#### Extracted material:
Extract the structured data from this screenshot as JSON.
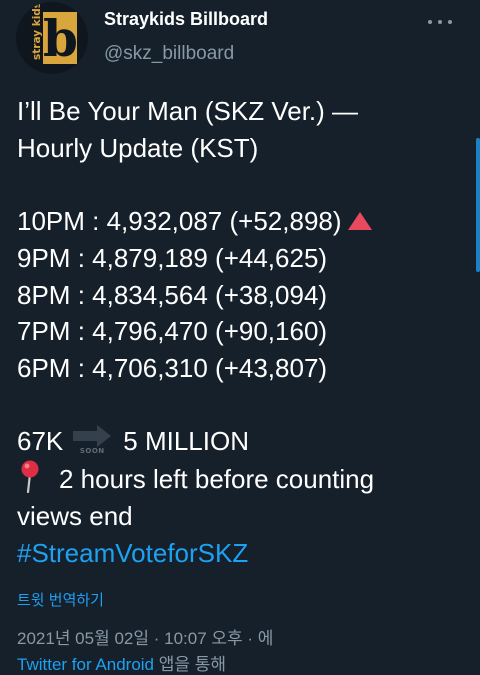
{
  "header": {
    "display_name": "Straykids Billboard",
    "handle": "@skz_billboard",
    "avatar_logo_text": "stray kids",
    "avatar_logo_letter": "b"
  },
  "tweet": {
    "title_line1": "I’ll Be Your Man (SKZ Ver.) —",
    "title_line2": "Hourly Update (KST)",
    "hourly": [
      {
        "time": "10PM",
        "views": "4,932,087",
        "change": "(+52,898)",
        "trend": "up"
      },
      {
        "time": "9PM",
        "views": "4,879,189",
        "change": "(+44,625)"
      },
      {
        "time": "8PM",
        "views": "4,834,564",
        "change": "(+38,094)"
      },
      {
        "time": "7PM",
        "views": "4,796,470",
        "change": "(+90,160)"
      },
      {
        "time": "6PM",
        "views": "4,706,310",
        "change": "(+43,807)"
      }
    ],
    "goal_from": "67K",
    "goal_emoji_label": "SOON",
    "goal_to": "5 MILLION",
    "countdown_line1": "2 hours left before counting",
    "countdown_line2": "views end",
    "hashtag": "#StreamVoteforSKZ"
  },
  "translate_label": "트윗 번역하기",
  "meta": {
    "timestamp": "2021년 05월 02일 · 10:07 오후 · 에",
    "source": "Twitter for Android",
    "source_suffix": " 앱을 통해"
  },
  "colors": {
    "background": "#15202b",
    "text": "#ffffff",
    "secondary": "#8899a6",
    "link": "#1da1f2",
    "trend_up": "#e8495e",
    "avatar_gold": "#d8a63d"
  }
}
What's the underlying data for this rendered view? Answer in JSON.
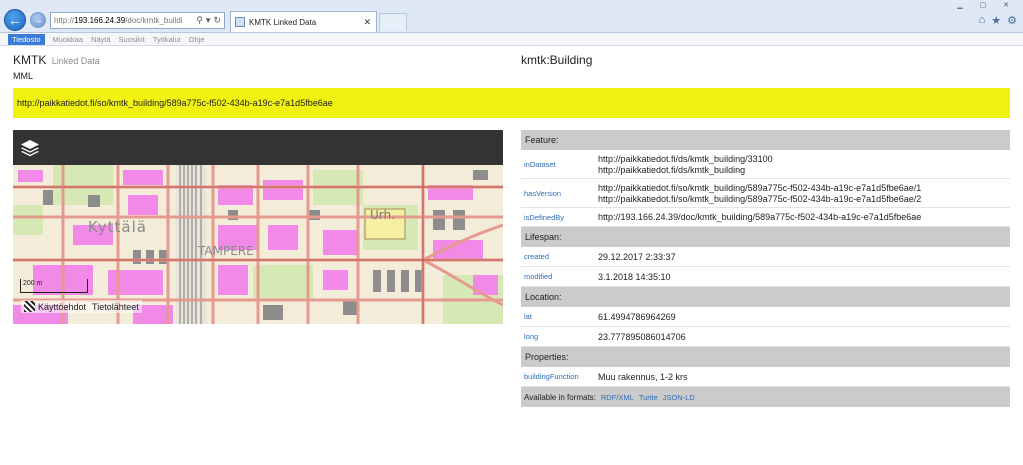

#### Required task:
Copy all the lines of data exactly as they appear, dropping any images.

#### Result:
Extract the structured data from this screenshot as JSON.
{
  "header": {
    "display_name": "Straykids Billboard",
    "handle": "@skz_billboard",
    "avatar_logo_text": "stray kids",
    "avatar_logo_letter": "b"
  },
  "tweet": {
    "title_line1": "I’ll Be Your Man (SKZ Ver.) —",
    "title_line2": "Hourly Update (KST)",
    "hourly": [
      {
        "time": "10PM",
        "views": "4,932,087",
        "change": "(+52,898)",
        "trend": "up"
      },
      {
        "time": "9PM",
        "views": "4,879,189",
        "change": "(+44,625)"
      },
      {
        "time": "8PM",
        "views": "4,834,564",
        "change": "(+38,094)"
      },
      {
        "time": "7PM",
        "views": "4,796,470",
        "change": "(+90,160)"
      },
      {
        "time": "6PM",
        "views": "4,706,310",
        "change": "(+43,807)"
      }
    ],
    "goal_from": "67K",
    "goal_emoji_label": "SOON",
    "goal_to": "5 MILLION",
    "countdown_line1": "2 hours left before counting",
    "countdown_line2": "views end",
    "hashtag": "#StreamVoteforSKZ"
  },
  "translate_label": "트윗 번역하기",
  "meta": {
    "timestamp": "2021년 05월 02일 · 10:07 오후 · 에",
    "source": "Twitter for Android",
    "source_suffix": " 앱을 통해"
  },
  "colors": {
    "background": "#15202b",
    "text": "#ffffff",
    "secondary": "#8899a6",
    "link": "#1da1f2",
    "trend_up": "#e8495e",
    "avatar_gold": "#d8a63d"
  }
}
What's the underlying data for this rendered view? Answer in JSON.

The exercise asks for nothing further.